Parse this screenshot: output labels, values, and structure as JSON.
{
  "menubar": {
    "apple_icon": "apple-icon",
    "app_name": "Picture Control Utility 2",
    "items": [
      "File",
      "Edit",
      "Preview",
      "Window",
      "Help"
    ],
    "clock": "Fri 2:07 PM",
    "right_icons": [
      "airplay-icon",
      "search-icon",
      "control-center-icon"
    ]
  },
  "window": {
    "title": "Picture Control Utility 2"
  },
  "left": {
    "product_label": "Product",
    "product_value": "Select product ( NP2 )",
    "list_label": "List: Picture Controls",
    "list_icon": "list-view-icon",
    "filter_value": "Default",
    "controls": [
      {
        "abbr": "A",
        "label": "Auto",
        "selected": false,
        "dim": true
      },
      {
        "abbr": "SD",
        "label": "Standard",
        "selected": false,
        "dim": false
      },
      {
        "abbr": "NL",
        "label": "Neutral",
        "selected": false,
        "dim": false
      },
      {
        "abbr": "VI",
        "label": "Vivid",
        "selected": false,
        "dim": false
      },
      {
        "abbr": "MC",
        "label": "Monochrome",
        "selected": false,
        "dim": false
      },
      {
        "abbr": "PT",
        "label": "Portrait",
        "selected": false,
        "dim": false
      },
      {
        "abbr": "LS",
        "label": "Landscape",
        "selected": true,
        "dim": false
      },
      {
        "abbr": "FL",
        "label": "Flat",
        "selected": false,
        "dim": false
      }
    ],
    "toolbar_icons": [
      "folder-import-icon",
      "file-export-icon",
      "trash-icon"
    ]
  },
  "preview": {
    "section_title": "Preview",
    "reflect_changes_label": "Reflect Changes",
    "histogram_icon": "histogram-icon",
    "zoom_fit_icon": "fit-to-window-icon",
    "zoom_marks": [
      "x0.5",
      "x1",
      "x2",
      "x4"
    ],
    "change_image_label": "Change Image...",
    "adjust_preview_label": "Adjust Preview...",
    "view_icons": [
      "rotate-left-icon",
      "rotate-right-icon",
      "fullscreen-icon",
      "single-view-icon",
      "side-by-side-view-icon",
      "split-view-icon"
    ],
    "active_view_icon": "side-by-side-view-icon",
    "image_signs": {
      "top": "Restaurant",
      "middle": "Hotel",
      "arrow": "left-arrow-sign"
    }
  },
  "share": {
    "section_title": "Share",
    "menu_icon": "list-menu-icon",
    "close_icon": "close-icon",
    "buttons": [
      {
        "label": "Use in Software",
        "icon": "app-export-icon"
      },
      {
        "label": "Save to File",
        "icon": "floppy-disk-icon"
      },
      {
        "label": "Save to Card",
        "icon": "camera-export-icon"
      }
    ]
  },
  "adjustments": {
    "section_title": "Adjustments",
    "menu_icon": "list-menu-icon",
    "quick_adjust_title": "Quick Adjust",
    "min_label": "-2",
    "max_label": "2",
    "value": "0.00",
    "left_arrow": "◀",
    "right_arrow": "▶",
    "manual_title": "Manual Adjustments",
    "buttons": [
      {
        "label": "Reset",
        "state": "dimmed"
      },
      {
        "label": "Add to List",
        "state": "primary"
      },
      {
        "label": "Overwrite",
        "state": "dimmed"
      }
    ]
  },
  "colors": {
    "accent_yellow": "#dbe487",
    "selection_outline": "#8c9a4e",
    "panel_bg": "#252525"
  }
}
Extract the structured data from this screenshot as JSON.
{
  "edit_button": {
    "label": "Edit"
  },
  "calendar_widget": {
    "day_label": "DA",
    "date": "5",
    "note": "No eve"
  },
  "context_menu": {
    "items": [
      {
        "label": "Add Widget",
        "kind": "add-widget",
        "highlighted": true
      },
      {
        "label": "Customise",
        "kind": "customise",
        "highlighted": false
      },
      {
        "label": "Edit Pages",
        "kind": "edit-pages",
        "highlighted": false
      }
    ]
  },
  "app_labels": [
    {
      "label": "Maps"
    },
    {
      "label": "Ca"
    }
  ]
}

● ● ● ● ● ● ●

| Directions |
Reproduce the whole listing word for word.

| Response to this exercise |
Parse this screenshot: output labels, values, and structure as JSON.
{
  "menubar": {
    "apple_icon": "apple-icon",
    "app_name": "Picture Control Utility 2",
    "items": [
      "File",
      "Edit",
      "Preview",
      "Window",
      "Help"
    ],
    "clock": "Fri 2:07 PM",
    "right_icons": [
      "airplay-icon",
      "search-icon",
      "control-center-icon"
    ]
  },
  "window": {
    "title": "Picture Control Utility 2"
  },
  "left": {
    "product_label": "Product",
    "product_value": "Select product ( NP2 )",
    "list_label": "List: Picture Controls",
    "list_icon": "list-view-icon",
    "filter_value": "Default",
    "controls": [
      {
        "abbr": "A",
        "label": "Auto",
        "selected": false,
        "dim": true
      },
      {
        "abbr": "SD",
        "label": "Standard",
        "selected": false,
        "dim": false
      },
      {
        "abbr": "NL",
        "label": "Neutral",
        "selected": false,
        "dim": false
      },
      {
        "abbr": "VI",
        "label": "Vivid",
        "selected": false,
        "dim": false
      },
      {
        "abbr": "MC",
        "label": "Monochrome",
        "selected": false,
        "dim": false
      },
      {
        "abbr": "PT",
        "label": "Portrait",
        "selected": false,
        "dim": false
      },
      {
        "abbr": "LS",
        "label": "Landscape",
        "selected": true,
        "dim": false
      },
      {
        "abbr": "FL",
        "label": "Flat",
        "selected": false,
        "dim": false
      }
    ],
    "toolbar_icons": [
      "folder-import-icon",
      "file-export-icon",
      "trash-icon"
    ]
  },
  "preview": {
    "section_title": "Preview",
    "reflect_changes_label": "Reflect Changes",
    "histogram_icon": "histogram-icon",
    "zoom_fit_icon": "fit-to-window-icon",
    "zoom_marks": [
      "x0.5",
      "x1",
      "x2",
      "x4"
    ],
    "change_image_label": "Change Image...",
    "adjust_preview_label": "Adjust Preview...",
    "view_icons": [
      "rotate-left-icon",
      "rotate-right-icon",
      "fullscreen-icon",
      "single-view-icon",
      "side-by-side-view-icon",
      "split-view-icon"
    ],
    "active_view_icon": "side-by-side-view-icon",
    "image_signs": {
      "top": "Restaurant",
      "middle": "Hotel",
      "arrow": "left-arrow-sign"
    }
  },
  "share": {
    "section_title": "Share",
    "menu_icon": "list-menu-icon",
    "close_icon": "close-icon",
    "buttons": [
      {
        "label": "Use in Software",
        "icon": "app-export-icon"
      },
      {
        "label": "Save to File",
        "icon": "floppy-disk-icon"
      },
      {
        "label": "Save to Card",
        "icon": "camera-export-icon"
      }
    ]
  },
  "adjustments": {
    "section_title": "Adjustments",
    "menu_icon": "list-menu-icon",
    "quick_adjust_title": "Quick Adjust",
    "min_label": "-2",
    "max_label": "2",
    "value": "0.00",
    "left_arrow": "◀",
    "right_arrow": "▶",
    "manual_title": "Manual Adjustments",
    "buttons": [
      {
        "label": "Reset",
        "state": "dimmed"
      },
      {
        "label": "Add to List",
        "state": "primary"
      },
      {
        "label": "Overwrite",
        "state": "dimmed"
      }
    ]
  },
  "colors": {
    "accent_yellow": "#dbe487",
    "selection_outline": "#8c9a4e",
    "panel_bg": "#252525"
  }
}
Extract the structured data from this screenshot as JSON.
{
  "edit_button": {
    "label": "Edit"
  },
  "calendar_widget": {
    "day_label": "DA",
    "date": "5",
    "note": "No eve"
  },
  "context_menu": {
    "items": [
      {
        "label": "Add Widget",
        "kind": "add-widget",
        "highlighted": true
      },
      {
        "label": "Customise",
        "kind": "customise",
        "highlighted": false
      },
      {
        "label": "Edit Pages",
        "kind": "edit-pages",
        "highlighted": false
      }
    ]
  },
  "app_labels": [
    {
      "label": "Maps"
    },
    {
      "label": "Ca"
    }
  ]
}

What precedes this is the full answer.